> **Aim of the exercise**: Search the data for the string "beban" and extract every line where it appears.

-------------------------

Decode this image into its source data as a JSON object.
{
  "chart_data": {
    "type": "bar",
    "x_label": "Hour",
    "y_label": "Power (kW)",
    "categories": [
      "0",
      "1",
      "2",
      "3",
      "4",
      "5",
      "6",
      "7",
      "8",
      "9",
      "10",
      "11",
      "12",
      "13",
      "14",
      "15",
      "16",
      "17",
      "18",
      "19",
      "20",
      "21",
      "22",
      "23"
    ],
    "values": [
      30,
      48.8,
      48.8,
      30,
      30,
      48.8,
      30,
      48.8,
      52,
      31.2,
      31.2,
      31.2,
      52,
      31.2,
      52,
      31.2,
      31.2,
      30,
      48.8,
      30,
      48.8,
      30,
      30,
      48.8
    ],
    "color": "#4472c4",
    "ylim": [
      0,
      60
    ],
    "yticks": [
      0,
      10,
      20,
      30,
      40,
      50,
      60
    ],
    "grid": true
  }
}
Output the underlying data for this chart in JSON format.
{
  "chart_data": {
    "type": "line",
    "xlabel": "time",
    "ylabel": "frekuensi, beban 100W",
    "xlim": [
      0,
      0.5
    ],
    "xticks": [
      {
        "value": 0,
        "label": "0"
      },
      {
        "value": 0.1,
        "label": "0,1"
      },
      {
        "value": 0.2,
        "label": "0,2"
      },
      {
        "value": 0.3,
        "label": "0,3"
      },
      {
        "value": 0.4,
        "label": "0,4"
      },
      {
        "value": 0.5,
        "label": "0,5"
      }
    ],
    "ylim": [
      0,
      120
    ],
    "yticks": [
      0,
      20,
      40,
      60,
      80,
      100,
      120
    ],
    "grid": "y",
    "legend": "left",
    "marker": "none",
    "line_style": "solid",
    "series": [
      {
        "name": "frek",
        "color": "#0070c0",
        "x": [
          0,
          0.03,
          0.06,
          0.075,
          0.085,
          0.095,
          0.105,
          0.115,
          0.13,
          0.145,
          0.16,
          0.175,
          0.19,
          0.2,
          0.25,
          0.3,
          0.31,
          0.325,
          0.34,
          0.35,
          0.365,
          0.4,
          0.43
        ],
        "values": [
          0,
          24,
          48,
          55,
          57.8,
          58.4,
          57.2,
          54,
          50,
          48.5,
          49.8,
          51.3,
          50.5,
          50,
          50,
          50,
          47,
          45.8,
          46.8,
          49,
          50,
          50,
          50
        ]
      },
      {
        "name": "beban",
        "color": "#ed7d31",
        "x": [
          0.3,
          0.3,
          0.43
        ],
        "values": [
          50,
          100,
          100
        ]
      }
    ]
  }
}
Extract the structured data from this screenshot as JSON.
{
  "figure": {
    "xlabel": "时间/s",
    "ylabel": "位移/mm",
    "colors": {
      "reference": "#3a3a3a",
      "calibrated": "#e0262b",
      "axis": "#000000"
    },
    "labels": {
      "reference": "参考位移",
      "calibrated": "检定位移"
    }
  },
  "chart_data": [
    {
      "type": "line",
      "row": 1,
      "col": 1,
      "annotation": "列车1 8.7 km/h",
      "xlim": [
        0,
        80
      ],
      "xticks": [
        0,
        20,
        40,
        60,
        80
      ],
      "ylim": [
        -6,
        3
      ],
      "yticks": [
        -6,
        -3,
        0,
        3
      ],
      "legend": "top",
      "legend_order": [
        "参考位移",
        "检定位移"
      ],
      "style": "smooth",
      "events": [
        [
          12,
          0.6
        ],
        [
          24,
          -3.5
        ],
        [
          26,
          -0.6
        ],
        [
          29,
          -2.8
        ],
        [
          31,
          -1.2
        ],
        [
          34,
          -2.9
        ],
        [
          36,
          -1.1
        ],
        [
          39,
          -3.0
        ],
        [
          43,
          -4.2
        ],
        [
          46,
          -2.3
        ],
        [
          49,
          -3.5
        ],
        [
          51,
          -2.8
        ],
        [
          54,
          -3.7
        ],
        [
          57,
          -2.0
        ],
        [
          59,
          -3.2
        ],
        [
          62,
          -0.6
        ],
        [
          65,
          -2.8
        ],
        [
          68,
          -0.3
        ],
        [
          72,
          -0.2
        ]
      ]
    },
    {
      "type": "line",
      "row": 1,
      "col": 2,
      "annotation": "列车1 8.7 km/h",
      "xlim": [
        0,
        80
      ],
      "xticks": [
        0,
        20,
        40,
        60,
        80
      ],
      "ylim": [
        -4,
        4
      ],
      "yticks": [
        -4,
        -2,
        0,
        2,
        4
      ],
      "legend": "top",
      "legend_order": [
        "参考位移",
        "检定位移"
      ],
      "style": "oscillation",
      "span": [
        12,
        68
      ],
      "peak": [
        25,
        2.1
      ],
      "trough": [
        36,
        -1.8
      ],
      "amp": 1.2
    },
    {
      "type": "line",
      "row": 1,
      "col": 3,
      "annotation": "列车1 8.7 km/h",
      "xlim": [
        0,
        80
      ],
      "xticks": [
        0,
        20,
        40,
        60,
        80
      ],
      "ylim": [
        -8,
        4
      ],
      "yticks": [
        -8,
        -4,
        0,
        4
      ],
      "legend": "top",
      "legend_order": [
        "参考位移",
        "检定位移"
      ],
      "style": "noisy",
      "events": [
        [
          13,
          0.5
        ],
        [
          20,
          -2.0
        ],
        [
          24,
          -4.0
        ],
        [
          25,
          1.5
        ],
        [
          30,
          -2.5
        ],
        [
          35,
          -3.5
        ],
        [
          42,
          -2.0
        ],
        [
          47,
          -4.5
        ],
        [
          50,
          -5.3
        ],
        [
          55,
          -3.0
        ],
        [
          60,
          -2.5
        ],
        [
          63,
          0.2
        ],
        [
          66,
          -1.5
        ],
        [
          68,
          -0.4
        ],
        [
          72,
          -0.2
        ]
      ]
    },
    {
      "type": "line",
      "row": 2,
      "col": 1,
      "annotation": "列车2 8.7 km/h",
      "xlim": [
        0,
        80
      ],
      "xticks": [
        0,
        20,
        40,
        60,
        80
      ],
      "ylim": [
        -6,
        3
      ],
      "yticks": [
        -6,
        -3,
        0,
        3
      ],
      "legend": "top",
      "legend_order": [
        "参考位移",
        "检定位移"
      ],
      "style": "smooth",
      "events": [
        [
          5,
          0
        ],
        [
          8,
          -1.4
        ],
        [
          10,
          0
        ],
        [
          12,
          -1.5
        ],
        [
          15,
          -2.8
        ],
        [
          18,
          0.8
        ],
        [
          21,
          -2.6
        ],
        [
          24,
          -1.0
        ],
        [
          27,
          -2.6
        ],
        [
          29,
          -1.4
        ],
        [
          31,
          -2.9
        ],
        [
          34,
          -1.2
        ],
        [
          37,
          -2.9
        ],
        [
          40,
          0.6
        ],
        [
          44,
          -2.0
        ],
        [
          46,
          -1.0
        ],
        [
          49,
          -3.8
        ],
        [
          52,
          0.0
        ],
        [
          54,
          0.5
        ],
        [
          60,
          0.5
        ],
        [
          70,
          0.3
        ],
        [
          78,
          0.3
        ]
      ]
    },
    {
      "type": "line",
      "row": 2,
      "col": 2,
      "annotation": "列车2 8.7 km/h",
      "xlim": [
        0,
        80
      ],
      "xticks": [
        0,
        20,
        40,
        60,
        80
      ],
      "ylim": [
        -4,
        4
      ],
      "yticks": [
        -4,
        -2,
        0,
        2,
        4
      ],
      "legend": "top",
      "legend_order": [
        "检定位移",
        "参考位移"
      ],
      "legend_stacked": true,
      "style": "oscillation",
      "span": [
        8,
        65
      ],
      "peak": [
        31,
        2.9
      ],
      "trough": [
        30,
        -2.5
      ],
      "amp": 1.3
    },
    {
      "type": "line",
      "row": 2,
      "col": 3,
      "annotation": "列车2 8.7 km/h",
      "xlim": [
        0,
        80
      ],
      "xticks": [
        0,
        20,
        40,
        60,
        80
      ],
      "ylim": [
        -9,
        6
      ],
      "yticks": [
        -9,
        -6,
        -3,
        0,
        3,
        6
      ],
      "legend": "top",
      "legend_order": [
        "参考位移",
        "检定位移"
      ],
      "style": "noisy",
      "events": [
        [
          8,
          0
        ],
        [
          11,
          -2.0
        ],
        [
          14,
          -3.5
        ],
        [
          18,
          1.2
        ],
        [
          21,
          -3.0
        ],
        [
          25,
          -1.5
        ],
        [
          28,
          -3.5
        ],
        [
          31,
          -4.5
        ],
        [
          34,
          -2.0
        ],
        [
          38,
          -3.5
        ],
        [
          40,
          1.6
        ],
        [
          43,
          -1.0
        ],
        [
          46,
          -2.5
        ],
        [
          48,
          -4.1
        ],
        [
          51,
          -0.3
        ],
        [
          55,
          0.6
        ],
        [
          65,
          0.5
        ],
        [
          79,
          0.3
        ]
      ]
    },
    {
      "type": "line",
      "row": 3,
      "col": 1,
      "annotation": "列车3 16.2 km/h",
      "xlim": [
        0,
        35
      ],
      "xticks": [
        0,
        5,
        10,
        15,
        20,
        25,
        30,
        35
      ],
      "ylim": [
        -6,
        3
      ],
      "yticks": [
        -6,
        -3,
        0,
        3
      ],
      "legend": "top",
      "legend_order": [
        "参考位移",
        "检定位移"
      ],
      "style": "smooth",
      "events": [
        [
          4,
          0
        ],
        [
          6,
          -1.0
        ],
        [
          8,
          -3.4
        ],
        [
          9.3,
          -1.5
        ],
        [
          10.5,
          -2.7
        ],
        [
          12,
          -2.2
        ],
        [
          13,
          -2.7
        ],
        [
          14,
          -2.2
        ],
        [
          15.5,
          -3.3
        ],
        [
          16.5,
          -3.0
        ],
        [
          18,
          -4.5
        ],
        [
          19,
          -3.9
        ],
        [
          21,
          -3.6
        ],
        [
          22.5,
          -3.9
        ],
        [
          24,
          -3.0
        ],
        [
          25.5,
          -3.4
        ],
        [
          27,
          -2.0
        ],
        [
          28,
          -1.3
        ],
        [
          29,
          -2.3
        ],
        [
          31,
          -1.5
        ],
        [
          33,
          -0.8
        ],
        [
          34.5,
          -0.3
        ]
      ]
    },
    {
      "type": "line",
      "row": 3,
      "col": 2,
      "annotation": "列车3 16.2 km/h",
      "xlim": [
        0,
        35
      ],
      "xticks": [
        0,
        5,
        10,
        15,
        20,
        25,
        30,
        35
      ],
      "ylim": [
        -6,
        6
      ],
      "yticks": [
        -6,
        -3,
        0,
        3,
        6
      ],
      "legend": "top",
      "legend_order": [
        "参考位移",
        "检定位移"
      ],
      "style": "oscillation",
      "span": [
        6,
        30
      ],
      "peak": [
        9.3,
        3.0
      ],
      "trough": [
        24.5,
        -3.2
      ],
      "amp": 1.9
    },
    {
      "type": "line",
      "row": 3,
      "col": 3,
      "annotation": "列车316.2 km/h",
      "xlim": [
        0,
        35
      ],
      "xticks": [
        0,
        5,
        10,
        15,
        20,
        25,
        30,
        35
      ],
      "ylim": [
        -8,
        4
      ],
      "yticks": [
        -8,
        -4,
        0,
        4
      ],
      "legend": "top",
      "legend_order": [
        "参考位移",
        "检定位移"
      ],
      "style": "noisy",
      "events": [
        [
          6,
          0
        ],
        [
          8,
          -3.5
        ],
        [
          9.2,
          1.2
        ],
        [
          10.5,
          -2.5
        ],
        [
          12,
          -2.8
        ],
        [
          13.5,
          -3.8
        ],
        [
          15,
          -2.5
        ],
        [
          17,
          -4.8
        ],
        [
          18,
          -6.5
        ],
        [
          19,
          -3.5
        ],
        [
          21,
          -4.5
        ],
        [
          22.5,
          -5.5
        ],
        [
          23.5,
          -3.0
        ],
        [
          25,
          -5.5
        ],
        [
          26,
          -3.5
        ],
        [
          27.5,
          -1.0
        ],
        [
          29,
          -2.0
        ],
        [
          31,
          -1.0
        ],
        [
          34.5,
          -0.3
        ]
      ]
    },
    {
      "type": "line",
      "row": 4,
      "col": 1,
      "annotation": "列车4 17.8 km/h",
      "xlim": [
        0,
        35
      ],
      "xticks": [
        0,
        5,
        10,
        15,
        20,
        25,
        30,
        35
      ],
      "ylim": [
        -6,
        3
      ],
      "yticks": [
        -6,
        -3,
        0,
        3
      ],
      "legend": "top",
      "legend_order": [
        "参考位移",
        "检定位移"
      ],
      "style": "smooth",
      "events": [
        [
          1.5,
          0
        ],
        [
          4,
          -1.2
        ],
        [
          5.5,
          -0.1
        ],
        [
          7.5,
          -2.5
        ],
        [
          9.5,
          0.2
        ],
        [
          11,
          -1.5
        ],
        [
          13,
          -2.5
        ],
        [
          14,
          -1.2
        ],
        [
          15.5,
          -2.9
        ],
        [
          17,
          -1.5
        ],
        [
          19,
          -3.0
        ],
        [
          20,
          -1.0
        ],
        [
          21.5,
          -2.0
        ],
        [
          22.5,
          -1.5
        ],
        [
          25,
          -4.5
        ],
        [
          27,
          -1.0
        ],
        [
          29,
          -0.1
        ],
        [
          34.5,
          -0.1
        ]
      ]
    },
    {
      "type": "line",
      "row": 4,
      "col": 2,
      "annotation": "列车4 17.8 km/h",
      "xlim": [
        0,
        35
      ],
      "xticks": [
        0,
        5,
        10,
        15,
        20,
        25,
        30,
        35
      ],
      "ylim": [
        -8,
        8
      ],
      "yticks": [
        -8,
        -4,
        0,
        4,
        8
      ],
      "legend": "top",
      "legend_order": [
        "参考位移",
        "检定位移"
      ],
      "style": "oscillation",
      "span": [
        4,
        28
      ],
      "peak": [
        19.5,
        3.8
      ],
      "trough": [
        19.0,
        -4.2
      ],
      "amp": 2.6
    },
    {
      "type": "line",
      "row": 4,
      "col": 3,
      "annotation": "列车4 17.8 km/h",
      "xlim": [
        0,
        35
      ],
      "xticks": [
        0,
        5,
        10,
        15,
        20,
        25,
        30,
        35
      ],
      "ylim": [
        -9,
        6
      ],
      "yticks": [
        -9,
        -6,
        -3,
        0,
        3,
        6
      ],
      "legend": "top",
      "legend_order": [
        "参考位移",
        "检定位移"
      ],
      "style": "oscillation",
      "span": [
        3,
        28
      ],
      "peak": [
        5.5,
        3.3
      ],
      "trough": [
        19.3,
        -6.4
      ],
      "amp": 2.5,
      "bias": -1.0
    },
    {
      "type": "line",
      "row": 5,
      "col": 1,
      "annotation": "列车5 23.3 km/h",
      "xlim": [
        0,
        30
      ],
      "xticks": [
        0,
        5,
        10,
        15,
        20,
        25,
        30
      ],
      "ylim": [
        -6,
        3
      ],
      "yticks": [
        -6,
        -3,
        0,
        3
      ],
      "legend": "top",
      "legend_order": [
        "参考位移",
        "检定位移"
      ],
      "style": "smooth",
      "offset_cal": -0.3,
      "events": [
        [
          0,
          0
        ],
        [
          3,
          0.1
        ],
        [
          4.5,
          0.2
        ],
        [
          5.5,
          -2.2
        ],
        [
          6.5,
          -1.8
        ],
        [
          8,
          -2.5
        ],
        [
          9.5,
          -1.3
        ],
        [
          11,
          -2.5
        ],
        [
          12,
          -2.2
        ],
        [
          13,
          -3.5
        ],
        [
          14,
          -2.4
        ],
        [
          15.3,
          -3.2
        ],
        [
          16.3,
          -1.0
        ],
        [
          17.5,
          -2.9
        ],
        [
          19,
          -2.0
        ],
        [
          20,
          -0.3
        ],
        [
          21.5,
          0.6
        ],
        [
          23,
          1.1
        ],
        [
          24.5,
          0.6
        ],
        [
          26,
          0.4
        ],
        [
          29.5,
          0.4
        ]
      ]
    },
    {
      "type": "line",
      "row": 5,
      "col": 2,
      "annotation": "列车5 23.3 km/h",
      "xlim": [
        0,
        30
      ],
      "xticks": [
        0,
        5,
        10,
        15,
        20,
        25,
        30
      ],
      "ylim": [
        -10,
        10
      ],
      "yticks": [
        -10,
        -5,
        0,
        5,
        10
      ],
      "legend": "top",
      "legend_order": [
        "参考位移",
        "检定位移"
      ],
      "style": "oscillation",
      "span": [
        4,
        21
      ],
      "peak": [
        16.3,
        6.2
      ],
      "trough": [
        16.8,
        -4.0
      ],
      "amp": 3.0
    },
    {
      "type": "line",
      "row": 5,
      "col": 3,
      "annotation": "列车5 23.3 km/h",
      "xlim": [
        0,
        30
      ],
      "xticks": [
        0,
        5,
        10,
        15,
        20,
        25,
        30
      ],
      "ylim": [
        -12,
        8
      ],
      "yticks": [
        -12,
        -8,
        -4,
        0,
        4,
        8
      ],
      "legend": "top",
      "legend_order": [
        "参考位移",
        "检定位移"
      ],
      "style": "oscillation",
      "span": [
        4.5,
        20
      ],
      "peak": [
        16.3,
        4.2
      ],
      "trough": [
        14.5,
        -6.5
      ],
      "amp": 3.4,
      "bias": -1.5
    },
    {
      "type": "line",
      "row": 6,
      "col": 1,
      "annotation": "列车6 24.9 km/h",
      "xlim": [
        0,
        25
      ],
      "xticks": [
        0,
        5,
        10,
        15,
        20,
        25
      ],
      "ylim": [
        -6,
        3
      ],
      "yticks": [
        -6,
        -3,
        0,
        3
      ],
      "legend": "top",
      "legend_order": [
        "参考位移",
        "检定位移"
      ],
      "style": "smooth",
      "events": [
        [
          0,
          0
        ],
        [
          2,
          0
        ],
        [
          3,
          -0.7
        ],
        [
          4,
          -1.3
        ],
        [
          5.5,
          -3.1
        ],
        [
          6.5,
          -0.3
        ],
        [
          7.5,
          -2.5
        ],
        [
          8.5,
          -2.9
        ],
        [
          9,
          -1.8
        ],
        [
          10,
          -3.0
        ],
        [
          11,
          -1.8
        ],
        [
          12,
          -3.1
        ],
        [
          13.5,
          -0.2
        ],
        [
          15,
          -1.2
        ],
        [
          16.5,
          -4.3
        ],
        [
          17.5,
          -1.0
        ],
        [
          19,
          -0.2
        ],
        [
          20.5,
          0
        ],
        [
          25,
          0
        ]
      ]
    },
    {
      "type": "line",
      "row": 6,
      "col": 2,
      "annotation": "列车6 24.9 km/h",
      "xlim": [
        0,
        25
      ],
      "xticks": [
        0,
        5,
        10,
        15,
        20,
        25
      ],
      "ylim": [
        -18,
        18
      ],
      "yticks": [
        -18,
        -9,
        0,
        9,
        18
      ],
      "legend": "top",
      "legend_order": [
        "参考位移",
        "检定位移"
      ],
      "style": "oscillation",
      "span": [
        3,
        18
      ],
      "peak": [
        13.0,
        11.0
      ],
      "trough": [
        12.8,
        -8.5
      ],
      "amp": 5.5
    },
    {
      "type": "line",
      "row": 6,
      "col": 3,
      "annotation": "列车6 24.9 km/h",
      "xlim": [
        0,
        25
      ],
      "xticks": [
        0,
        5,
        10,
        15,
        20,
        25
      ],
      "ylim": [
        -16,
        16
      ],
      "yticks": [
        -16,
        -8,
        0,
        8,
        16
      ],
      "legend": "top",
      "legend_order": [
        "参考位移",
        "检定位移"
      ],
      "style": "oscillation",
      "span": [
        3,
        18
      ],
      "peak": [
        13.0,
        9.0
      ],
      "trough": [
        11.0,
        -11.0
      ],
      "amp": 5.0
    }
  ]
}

-------------------------

> **Final result**:
    "ylabel": "frekuensi, beban 100W",
        "name": "beban",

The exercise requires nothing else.